● **Dataset records**

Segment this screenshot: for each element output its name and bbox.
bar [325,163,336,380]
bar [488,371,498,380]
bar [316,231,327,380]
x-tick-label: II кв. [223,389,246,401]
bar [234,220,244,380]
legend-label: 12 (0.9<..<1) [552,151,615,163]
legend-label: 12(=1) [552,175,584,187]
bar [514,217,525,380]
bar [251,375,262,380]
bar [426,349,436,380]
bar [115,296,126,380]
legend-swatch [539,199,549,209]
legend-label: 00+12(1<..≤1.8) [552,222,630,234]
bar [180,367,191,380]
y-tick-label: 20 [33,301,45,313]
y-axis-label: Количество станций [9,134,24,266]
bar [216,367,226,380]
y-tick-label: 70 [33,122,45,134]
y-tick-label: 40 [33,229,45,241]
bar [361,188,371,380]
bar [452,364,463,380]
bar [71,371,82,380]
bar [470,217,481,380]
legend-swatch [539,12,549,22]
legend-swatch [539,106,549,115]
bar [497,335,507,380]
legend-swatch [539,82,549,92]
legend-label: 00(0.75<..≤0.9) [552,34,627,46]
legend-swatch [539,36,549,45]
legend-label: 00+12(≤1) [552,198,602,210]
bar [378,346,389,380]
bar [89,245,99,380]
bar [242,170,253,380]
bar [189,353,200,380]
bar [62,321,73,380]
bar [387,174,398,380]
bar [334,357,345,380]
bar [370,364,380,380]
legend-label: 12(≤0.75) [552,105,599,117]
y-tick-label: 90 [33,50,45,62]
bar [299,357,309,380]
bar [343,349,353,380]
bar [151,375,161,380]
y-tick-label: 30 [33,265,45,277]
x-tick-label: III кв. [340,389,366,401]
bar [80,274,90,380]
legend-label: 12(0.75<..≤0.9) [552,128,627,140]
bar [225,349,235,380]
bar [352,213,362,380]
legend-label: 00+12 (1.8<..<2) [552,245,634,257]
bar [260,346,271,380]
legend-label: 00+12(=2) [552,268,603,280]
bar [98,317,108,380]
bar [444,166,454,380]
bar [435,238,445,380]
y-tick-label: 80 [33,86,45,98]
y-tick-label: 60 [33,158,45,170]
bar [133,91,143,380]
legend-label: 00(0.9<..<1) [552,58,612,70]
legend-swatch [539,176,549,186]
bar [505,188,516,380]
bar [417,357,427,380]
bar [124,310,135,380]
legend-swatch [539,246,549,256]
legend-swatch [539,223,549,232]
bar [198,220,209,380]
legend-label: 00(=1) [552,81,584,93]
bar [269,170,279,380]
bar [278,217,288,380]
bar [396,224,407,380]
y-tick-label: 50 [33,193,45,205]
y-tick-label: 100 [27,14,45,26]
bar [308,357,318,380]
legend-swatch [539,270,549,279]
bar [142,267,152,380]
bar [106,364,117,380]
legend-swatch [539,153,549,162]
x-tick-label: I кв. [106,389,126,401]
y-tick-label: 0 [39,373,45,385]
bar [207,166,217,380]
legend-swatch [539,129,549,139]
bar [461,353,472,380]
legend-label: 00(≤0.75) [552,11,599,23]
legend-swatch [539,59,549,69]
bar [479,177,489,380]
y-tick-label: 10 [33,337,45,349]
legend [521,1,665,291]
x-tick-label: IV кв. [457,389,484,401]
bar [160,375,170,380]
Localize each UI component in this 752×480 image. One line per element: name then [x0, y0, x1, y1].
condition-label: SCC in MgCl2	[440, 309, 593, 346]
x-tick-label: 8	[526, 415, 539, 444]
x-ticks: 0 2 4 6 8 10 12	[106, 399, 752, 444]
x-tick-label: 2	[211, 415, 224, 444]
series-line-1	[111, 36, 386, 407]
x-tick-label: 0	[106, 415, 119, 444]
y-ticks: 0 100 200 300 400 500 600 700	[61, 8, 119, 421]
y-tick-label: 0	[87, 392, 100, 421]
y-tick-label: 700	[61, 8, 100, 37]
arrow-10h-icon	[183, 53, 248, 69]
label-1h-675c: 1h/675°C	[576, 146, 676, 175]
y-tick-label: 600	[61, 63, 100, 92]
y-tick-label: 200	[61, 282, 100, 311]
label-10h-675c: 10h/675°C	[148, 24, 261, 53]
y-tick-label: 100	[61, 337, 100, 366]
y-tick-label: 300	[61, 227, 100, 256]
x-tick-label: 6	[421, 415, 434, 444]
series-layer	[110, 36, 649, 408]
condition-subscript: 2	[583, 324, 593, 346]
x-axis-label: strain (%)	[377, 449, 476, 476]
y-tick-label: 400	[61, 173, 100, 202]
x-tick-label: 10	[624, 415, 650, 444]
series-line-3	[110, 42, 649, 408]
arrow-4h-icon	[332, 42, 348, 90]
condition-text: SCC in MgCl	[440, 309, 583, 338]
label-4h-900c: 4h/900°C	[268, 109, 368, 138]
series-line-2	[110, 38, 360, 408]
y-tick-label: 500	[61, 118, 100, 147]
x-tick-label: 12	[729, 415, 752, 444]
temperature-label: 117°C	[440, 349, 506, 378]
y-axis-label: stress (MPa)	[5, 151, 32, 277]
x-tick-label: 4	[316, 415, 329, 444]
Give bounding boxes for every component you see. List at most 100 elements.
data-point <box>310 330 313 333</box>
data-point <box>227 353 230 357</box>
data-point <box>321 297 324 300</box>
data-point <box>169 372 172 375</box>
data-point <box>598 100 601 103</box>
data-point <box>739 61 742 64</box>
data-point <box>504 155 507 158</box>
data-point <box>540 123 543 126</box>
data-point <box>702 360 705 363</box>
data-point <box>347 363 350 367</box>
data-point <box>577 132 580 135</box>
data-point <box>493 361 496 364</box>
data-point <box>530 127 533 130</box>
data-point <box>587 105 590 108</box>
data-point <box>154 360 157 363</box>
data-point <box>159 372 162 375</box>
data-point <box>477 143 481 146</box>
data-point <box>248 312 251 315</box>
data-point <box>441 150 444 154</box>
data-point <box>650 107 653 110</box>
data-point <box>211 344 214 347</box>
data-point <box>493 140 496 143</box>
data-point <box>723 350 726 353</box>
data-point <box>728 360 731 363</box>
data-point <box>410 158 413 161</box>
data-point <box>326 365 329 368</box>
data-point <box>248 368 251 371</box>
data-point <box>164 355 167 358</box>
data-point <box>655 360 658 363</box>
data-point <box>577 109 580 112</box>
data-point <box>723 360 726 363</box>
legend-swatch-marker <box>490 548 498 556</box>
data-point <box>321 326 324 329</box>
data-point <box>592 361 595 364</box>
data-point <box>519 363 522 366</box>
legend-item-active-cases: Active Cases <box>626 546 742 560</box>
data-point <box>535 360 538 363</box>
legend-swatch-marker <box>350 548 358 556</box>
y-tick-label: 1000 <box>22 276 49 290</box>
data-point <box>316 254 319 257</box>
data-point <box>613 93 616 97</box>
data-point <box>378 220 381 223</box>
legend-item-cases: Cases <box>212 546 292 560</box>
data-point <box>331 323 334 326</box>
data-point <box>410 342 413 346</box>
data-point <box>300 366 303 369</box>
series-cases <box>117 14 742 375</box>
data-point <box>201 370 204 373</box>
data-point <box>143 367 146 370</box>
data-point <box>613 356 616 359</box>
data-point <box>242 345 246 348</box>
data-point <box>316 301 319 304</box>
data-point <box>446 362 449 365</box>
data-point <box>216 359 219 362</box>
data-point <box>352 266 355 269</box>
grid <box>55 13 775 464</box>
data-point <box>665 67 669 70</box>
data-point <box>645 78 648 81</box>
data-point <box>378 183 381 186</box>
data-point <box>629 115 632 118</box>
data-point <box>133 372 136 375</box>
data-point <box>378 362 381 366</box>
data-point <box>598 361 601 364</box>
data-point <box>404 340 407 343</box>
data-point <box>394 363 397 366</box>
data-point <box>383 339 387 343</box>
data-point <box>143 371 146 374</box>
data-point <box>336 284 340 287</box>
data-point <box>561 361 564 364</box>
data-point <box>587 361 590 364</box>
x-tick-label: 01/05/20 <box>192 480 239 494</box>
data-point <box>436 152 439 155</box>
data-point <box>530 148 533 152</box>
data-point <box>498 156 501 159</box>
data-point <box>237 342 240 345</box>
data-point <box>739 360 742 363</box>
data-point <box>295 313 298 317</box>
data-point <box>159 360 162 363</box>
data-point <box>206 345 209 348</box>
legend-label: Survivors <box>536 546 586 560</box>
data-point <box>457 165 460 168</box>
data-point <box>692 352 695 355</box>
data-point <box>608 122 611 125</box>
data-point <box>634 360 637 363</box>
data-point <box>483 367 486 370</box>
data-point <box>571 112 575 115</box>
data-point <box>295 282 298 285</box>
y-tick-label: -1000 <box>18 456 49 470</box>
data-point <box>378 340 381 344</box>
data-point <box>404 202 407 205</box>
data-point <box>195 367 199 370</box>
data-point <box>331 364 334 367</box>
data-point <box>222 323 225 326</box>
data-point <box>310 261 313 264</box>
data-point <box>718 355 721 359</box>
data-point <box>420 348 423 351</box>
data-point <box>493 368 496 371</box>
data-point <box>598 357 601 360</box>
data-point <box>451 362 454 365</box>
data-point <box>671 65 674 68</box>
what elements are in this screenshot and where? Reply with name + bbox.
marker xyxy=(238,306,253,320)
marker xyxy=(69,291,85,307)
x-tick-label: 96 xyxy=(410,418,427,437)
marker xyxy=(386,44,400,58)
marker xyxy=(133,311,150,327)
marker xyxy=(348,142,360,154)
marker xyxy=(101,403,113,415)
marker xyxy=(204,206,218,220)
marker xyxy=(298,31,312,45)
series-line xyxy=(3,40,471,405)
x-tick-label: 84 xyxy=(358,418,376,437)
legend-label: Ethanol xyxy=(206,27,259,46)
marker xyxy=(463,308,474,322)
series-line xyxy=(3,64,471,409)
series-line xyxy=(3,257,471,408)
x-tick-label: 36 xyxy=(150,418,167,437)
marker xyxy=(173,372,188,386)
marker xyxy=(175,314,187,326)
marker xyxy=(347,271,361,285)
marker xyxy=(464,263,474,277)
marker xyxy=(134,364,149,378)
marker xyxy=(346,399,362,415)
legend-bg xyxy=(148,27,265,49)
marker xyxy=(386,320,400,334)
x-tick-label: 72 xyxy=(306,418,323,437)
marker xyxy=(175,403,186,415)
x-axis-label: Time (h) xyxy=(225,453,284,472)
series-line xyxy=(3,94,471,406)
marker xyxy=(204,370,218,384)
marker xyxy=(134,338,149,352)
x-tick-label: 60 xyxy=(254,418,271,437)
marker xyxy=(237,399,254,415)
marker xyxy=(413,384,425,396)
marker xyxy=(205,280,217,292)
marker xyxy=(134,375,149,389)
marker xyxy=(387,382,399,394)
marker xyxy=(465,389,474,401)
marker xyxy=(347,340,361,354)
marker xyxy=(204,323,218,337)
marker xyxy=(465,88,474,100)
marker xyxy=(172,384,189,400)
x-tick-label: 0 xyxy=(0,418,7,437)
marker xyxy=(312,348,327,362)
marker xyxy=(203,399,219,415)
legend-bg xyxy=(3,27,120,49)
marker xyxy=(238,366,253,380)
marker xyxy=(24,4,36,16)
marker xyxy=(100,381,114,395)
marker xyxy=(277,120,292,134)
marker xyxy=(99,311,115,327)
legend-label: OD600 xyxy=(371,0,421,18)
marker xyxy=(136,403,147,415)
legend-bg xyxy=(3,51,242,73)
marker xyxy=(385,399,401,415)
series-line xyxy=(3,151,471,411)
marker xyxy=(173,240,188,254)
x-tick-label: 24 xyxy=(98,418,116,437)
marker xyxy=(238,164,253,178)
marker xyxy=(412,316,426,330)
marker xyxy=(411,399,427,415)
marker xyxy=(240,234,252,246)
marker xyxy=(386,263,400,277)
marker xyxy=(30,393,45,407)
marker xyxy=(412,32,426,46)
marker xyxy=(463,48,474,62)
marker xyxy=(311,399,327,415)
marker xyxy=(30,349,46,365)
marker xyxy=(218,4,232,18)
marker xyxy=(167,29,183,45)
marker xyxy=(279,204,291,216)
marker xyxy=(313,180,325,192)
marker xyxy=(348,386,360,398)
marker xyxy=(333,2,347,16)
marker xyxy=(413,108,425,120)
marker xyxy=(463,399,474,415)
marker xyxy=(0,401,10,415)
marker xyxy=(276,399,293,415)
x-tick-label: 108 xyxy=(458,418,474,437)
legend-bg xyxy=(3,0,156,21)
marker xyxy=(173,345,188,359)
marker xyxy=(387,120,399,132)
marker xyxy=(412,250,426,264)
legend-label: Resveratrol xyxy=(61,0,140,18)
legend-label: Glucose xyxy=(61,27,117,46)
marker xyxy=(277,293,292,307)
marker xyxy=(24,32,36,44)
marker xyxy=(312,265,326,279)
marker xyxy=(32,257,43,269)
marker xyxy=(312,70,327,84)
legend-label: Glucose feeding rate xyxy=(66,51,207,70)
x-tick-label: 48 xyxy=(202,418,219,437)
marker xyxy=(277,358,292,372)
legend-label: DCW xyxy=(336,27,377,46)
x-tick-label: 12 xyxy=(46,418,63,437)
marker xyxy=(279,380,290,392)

● **Written request**
Extract each line of the material above that contains the string "series".

● **Output of the exercise**
series-line-1	[111, 36, 386, 407]
series-layer	[110, 36, 649, 408]
series-line-3	[110, 42, 649, 408]
series-line-2	[110, 38, 360, 408]
series-cases <box>117 14 742 375</box>
series-line xyxy=(3,40,471,405)
series-line xyxy=(3,64,471,409)
series-line xyxy=(3,257,471,408)
series-line xyxy=(3,94,471,406)
series-line xyxy=(3,151,471,411)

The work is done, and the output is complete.